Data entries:

____________________

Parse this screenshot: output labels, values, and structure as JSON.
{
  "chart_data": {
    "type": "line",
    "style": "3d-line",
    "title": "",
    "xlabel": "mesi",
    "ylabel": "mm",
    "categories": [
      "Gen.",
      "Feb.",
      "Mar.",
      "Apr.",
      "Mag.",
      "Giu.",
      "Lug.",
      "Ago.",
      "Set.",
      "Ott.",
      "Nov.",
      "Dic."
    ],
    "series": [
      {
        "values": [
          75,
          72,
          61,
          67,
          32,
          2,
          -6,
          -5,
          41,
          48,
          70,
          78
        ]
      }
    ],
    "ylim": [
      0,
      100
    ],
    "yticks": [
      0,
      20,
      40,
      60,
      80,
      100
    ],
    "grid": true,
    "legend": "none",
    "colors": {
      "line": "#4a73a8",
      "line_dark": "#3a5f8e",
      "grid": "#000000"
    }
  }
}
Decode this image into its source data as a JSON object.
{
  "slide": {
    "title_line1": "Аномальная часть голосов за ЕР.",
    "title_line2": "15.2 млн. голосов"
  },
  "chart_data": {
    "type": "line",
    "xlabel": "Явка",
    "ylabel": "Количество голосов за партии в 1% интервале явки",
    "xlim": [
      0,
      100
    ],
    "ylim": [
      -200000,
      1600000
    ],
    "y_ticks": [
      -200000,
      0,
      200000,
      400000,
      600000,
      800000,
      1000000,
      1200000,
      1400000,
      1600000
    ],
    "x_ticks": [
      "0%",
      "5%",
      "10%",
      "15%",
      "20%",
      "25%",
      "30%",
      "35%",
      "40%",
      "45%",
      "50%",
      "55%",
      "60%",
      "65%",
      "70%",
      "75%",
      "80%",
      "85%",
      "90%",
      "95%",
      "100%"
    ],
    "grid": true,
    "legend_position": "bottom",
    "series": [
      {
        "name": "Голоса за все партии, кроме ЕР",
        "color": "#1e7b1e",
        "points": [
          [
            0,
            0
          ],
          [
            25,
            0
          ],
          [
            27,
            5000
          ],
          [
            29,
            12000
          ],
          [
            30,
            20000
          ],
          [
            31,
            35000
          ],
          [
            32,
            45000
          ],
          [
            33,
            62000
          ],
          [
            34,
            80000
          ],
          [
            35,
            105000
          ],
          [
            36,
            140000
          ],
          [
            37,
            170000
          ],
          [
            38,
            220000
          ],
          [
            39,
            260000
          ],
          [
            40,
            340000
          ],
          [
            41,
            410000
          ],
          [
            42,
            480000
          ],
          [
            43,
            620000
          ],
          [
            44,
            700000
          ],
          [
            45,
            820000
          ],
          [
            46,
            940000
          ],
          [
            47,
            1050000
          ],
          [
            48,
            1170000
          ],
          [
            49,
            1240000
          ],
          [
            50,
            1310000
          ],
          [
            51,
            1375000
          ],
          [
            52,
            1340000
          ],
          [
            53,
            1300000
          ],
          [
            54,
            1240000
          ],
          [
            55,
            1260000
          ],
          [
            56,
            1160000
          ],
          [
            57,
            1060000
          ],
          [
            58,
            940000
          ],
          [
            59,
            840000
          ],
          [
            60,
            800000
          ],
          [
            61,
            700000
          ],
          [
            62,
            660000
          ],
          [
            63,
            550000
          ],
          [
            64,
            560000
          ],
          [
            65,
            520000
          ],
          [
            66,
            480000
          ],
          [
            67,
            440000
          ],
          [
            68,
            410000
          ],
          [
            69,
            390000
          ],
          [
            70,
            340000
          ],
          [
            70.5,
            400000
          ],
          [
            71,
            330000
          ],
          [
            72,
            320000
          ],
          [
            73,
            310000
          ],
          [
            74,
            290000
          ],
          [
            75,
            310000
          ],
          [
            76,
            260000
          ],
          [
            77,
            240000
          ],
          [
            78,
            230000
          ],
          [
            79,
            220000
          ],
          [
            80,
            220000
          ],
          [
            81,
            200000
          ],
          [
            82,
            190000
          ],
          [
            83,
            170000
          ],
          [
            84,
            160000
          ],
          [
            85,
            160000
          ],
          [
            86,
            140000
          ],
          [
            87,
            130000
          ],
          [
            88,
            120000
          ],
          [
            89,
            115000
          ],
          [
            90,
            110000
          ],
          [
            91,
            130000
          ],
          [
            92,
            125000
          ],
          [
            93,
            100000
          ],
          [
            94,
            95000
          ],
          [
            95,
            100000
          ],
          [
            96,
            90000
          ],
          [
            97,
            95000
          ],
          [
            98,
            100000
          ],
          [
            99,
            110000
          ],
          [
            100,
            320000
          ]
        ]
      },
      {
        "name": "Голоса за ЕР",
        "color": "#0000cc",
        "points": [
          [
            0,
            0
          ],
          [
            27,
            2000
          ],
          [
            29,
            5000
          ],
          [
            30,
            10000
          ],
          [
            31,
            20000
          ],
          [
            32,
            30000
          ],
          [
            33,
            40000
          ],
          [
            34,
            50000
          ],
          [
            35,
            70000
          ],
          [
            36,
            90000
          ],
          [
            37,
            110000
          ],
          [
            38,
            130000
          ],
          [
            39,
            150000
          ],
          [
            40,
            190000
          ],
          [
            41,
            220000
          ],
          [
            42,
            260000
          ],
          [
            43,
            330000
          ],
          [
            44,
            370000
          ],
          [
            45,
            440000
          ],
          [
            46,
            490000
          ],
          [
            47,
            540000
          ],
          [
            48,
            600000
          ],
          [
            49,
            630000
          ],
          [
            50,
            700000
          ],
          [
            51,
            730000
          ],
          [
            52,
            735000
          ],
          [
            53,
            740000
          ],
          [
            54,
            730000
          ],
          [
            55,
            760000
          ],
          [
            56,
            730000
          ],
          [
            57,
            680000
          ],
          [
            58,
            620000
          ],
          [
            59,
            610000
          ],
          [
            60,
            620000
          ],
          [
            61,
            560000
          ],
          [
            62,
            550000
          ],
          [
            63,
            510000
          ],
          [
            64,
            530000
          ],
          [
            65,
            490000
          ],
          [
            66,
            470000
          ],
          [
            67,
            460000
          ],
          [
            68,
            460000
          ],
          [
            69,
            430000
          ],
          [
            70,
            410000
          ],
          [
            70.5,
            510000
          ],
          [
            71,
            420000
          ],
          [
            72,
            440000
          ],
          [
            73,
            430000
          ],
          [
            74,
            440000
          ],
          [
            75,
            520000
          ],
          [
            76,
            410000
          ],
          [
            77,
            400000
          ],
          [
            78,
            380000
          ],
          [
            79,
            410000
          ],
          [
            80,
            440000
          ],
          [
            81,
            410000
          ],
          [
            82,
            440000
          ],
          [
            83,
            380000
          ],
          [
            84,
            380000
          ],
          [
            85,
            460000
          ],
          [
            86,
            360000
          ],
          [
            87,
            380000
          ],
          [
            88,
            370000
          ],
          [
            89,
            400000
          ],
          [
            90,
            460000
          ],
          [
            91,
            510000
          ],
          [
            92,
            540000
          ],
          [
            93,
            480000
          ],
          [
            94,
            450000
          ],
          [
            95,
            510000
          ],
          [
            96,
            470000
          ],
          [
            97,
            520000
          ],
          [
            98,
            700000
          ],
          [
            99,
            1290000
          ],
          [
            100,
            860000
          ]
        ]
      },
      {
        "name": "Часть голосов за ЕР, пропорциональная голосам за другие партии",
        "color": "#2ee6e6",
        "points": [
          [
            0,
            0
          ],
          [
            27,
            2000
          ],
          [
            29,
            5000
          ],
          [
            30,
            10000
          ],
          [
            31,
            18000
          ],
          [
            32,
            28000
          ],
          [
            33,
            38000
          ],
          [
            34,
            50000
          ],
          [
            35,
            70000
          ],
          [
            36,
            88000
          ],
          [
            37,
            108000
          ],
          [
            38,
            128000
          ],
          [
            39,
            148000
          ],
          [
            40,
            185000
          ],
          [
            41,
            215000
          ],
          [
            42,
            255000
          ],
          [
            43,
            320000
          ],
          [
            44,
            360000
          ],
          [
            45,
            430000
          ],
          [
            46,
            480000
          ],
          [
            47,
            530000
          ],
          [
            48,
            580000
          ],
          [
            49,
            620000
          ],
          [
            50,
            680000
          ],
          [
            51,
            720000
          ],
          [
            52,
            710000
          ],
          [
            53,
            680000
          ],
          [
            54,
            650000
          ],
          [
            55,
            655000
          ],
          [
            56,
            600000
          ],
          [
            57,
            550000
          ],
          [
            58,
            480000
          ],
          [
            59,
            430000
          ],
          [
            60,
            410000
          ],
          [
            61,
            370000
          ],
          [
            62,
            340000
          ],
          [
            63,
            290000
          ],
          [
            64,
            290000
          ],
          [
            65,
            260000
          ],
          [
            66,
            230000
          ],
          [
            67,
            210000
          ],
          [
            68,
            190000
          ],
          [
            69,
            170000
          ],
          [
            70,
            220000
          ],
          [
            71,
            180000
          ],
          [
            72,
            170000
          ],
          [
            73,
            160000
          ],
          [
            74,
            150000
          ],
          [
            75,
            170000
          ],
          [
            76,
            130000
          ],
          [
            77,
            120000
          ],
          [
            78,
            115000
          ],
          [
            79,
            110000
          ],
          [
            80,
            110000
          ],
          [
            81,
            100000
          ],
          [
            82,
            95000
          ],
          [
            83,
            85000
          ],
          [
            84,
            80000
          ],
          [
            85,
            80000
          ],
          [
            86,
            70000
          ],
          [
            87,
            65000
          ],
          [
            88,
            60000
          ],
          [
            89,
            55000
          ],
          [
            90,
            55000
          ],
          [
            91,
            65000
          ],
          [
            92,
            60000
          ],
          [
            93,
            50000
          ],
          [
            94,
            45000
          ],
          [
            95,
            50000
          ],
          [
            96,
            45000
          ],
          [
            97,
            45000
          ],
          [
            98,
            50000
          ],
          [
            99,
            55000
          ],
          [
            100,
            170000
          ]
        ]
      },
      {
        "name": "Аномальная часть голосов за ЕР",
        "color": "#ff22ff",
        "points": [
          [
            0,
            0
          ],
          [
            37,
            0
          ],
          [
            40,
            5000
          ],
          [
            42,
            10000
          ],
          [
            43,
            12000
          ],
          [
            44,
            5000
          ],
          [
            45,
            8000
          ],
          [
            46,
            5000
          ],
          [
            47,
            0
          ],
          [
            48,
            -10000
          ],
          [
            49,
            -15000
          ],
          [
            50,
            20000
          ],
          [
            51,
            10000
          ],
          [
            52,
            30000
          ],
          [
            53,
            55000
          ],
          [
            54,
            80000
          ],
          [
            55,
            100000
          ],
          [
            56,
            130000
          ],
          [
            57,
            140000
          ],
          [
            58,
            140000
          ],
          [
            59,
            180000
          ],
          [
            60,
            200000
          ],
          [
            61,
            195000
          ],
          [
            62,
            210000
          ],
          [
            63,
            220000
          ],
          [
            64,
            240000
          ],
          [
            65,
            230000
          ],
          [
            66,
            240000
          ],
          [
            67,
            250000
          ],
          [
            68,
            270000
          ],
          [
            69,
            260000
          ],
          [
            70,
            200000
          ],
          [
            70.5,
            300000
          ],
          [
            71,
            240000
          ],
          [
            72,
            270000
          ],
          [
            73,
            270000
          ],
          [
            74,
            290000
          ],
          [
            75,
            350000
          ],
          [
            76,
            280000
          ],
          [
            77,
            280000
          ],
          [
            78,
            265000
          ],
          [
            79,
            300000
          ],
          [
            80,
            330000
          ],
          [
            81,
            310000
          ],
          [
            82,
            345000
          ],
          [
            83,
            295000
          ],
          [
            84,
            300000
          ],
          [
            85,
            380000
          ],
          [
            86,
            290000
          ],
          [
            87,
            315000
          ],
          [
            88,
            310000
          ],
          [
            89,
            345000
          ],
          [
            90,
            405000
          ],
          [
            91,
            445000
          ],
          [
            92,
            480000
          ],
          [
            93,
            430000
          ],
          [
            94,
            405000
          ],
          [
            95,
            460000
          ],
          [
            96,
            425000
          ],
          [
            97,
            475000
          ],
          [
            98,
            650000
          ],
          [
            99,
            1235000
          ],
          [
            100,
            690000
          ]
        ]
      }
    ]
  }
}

____________________

* **Written problem**
Ascertain the number of lines in the entries that include the word "name", and report only that number.

* **Worked answer**
4